Supplied records:
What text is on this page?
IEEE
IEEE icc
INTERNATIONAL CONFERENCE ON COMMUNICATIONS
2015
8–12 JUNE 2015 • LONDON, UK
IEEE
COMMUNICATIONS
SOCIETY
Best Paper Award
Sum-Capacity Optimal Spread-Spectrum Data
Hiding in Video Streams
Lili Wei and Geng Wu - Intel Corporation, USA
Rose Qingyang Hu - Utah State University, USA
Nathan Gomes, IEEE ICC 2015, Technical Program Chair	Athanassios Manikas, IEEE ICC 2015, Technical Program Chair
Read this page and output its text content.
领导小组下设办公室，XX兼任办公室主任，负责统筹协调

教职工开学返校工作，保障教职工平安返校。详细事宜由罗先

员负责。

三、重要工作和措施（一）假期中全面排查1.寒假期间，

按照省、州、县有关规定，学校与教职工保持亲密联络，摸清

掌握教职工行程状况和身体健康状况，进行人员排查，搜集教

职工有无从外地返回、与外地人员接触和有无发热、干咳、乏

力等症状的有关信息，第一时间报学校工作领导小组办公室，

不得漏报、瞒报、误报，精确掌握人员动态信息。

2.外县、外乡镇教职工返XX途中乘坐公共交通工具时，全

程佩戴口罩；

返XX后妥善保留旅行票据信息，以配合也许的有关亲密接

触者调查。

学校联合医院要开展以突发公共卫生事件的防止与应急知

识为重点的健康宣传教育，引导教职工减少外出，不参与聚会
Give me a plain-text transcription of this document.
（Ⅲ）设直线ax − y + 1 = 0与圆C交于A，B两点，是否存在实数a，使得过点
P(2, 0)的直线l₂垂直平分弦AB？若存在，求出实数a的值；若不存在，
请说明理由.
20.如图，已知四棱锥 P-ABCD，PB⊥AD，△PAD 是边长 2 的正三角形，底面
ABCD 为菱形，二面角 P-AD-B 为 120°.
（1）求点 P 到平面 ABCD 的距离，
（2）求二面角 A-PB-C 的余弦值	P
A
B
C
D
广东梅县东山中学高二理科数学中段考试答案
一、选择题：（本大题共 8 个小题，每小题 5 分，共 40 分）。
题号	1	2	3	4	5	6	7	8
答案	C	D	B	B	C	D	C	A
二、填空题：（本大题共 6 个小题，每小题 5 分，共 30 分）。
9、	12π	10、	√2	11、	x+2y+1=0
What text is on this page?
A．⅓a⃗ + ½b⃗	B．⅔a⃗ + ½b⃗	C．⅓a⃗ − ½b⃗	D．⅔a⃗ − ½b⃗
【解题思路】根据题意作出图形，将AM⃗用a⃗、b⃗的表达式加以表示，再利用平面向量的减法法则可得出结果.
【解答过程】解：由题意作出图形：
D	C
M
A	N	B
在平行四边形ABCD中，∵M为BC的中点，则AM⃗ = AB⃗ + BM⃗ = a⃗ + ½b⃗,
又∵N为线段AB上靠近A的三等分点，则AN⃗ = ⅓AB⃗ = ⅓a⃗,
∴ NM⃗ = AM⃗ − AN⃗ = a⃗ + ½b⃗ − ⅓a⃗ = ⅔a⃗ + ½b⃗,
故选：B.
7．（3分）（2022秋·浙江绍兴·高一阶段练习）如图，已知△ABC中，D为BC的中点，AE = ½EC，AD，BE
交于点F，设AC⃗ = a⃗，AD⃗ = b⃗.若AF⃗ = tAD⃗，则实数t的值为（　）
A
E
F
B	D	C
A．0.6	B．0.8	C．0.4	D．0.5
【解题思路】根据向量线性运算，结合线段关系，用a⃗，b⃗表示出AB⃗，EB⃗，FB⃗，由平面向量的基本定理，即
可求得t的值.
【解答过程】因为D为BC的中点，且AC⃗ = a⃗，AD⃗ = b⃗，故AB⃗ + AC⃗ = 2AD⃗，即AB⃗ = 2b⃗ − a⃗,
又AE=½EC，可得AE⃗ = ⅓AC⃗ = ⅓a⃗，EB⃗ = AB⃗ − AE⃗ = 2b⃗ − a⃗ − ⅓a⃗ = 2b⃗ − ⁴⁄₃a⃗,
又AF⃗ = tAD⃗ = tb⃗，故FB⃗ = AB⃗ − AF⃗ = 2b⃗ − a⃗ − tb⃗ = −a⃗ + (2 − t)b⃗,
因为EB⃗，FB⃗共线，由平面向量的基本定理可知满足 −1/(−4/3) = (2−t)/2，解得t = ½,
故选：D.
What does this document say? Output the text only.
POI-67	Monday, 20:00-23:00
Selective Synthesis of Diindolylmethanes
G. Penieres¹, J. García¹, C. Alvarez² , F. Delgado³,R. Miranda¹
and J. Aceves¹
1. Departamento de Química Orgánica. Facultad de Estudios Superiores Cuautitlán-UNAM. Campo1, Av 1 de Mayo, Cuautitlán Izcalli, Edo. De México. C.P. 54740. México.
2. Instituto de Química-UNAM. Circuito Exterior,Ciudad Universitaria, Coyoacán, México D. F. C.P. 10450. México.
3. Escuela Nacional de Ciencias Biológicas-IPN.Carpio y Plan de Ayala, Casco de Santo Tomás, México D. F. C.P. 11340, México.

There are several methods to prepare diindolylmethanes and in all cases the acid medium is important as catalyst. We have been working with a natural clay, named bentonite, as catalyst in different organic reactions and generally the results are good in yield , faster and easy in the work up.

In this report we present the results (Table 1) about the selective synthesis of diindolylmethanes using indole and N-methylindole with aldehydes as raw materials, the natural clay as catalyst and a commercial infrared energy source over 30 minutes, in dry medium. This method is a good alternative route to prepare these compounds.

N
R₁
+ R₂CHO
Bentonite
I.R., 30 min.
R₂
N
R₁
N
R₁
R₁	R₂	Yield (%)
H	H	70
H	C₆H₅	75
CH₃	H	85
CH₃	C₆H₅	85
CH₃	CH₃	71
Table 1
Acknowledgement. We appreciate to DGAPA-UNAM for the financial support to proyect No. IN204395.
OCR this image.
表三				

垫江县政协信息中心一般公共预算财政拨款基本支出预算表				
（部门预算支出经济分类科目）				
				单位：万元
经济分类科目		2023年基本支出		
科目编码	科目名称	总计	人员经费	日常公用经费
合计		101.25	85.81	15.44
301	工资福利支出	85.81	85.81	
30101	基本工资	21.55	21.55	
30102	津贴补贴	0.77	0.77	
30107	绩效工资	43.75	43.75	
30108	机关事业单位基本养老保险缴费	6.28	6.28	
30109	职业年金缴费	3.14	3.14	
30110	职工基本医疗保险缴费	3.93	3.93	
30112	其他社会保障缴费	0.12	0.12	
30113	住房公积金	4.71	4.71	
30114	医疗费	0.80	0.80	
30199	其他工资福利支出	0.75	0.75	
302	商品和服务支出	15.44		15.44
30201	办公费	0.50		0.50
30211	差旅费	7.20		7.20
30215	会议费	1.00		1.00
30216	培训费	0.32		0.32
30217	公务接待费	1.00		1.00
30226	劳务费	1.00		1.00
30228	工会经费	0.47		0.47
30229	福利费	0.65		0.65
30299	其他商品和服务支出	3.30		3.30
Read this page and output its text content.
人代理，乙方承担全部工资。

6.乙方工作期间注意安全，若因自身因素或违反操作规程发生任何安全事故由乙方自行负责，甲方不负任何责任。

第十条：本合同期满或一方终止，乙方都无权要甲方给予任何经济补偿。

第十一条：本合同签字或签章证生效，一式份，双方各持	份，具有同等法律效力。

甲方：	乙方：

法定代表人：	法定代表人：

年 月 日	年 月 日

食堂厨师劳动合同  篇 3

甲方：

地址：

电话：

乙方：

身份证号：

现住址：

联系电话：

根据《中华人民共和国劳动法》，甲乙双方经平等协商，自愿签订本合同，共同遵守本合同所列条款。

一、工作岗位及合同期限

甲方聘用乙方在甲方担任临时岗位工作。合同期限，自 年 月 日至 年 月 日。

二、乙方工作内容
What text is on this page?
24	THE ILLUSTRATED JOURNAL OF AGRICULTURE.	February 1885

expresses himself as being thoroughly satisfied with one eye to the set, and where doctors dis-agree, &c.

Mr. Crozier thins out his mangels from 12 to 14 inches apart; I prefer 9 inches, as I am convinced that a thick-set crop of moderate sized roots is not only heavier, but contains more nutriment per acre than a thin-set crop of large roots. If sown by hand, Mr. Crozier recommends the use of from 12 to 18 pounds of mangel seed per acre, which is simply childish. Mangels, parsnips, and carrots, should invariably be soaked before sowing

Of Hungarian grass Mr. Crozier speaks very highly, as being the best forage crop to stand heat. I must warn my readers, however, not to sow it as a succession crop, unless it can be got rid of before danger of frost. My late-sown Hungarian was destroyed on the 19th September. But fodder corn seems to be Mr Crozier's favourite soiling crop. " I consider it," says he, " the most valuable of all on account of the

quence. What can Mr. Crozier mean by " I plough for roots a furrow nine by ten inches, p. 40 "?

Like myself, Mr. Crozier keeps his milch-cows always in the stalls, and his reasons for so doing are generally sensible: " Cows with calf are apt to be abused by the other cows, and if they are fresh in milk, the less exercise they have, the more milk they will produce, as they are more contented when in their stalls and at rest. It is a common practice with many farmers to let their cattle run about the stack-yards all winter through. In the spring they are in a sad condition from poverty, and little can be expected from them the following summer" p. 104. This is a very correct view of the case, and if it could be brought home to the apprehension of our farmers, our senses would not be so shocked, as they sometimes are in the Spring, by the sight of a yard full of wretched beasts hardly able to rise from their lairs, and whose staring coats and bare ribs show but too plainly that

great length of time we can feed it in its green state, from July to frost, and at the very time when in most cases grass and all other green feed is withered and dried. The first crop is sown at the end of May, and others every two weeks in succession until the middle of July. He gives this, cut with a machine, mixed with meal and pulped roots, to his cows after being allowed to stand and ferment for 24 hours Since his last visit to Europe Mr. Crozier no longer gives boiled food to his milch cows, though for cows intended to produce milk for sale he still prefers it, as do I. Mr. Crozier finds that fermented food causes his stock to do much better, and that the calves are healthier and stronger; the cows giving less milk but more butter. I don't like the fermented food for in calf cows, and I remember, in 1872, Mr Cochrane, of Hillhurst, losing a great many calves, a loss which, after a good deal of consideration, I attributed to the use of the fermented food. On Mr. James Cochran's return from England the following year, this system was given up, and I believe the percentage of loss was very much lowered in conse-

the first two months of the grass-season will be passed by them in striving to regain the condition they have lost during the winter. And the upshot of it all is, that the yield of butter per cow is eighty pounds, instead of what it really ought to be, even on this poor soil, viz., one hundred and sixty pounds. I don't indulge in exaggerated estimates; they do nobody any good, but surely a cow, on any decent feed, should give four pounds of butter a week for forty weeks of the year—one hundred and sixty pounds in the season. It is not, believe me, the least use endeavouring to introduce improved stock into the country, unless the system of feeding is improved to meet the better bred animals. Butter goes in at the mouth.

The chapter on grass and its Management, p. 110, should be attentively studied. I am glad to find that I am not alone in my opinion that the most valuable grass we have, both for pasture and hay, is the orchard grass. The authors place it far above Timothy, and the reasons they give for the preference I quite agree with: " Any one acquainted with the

Your objective:
Tally up how many lines in the preceding listing contain the word "解题思路". Give nothing but the number.

Solution to this problem:
2